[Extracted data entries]
"""
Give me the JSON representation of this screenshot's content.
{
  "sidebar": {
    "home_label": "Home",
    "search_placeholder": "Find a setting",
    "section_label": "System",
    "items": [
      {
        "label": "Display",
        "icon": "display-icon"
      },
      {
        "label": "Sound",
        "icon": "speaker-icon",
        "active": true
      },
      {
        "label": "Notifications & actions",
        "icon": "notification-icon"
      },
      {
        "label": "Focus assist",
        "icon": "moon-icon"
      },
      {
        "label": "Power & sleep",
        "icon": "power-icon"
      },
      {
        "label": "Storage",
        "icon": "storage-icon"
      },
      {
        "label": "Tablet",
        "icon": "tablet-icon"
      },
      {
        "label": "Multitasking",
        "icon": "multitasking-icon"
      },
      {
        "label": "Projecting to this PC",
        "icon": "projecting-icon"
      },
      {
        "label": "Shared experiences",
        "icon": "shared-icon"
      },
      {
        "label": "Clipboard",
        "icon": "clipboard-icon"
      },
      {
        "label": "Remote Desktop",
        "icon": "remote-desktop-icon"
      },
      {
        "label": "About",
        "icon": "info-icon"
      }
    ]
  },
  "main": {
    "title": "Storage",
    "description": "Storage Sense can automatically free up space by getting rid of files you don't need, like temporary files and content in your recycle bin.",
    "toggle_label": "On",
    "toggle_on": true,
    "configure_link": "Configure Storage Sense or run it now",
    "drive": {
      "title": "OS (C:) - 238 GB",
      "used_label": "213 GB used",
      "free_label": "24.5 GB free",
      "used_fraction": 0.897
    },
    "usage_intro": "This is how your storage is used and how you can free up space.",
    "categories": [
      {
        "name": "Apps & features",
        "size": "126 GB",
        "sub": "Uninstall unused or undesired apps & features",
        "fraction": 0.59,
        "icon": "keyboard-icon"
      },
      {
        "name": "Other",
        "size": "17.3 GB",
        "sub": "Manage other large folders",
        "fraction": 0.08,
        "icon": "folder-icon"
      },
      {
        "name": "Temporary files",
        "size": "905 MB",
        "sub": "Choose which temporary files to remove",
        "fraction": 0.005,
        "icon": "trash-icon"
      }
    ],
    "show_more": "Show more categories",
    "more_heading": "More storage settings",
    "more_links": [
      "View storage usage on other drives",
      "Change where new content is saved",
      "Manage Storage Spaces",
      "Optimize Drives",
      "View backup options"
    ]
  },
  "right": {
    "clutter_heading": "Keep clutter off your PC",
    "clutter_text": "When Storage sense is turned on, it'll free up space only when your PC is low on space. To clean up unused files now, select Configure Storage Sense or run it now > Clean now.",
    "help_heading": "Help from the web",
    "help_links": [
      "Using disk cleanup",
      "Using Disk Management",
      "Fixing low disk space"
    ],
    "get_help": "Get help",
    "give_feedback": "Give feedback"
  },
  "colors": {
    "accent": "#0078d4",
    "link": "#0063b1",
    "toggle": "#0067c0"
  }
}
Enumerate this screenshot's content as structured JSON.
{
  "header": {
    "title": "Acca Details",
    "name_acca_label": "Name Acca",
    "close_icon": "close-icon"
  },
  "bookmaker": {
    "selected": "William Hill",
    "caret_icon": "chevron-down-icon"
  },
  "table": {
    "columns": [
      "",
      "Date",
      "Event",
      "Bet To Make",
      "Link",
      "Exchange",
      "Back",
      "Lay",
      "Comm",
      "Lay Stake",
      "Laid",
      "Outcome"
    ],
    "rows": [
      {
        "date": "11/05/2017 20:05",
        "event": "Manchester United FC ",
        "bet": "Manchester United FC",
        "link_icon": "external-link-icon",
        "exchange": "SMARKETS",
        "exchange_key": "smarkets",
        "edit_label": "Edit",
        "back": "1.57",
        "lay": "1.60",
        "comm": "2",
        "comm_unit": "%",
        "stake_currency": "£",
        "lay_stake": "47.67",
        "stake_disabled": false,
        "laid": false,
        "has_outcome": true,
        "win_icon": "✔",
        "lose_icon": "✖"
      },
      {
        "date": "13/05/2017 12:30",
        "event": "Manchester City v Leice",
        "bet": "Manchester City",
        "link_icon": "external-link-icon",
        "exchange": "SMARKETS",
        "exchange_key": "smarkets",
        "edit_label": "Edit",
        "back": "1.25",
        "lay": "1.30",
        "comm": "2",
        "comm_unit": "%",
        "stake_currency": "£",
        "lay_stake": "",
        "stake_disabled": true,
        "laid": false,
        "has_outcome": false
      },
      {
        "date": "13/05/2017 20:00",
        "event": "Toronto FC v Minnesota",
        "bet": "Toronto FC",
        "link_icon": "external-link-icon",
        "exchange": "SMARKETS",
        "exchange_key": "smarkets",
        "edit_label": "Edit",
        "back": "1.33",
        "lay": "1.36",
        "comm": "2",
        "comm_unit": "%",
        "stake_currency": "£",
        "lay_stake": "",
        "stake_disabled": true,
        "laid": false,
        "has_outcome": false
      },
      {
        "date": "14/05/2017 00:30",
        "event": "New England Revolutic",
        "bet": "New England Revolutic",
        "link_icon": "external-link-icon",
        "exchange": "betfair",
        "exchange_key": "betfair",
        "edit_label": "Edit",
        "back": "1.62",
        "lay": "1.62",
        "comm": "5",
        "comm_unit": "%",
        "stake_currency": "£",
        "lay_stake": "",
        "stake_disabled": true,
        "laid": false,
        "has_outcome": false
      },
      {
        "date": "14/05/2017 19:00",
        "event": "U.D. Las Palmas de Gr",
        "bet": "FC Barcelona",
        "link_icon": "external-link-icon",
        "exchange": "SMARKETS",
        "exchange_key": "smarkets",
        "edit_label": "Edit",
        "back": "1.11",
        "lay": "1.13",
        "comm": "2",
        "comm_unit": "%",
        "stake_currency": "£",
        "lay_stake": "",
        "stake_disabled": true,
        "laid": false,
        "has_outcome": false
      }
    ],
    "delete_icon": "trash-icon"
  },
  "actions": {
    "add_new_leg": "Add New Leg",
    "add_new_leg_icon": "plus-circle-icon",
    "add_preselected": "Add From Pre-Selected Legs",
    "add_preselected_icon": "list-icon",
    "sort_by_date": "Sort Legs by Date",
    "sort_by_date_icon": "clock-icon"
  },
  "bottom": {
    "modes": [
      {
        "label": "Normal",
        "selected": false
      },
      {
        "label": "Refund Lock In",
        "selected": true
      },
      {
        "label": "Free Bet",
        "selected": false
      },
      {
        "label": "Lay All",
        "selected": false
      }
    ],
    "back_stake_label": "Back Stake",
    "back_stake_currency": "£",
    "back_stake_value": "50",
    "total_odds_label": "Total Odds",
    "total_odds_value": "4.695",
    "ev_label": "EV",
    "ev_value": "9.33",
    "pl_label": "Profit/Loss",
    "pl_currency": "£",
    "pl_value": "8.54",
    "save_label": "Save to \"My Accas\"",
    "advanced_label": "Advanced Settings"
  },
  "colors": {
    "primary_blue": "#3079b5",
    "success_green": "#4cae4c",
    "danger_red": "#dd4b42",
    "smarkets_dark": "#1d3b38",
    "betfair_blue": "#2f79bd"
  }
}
"""
■ **YOUR INSTRUCTIONS**
Identify all lines where the word "screenshot" shows up. Copy them.

■ **RESULT BELOW**
Give me the JSON representation of this screenshot's content.
Enumerate this screenshot's content as structured JSON.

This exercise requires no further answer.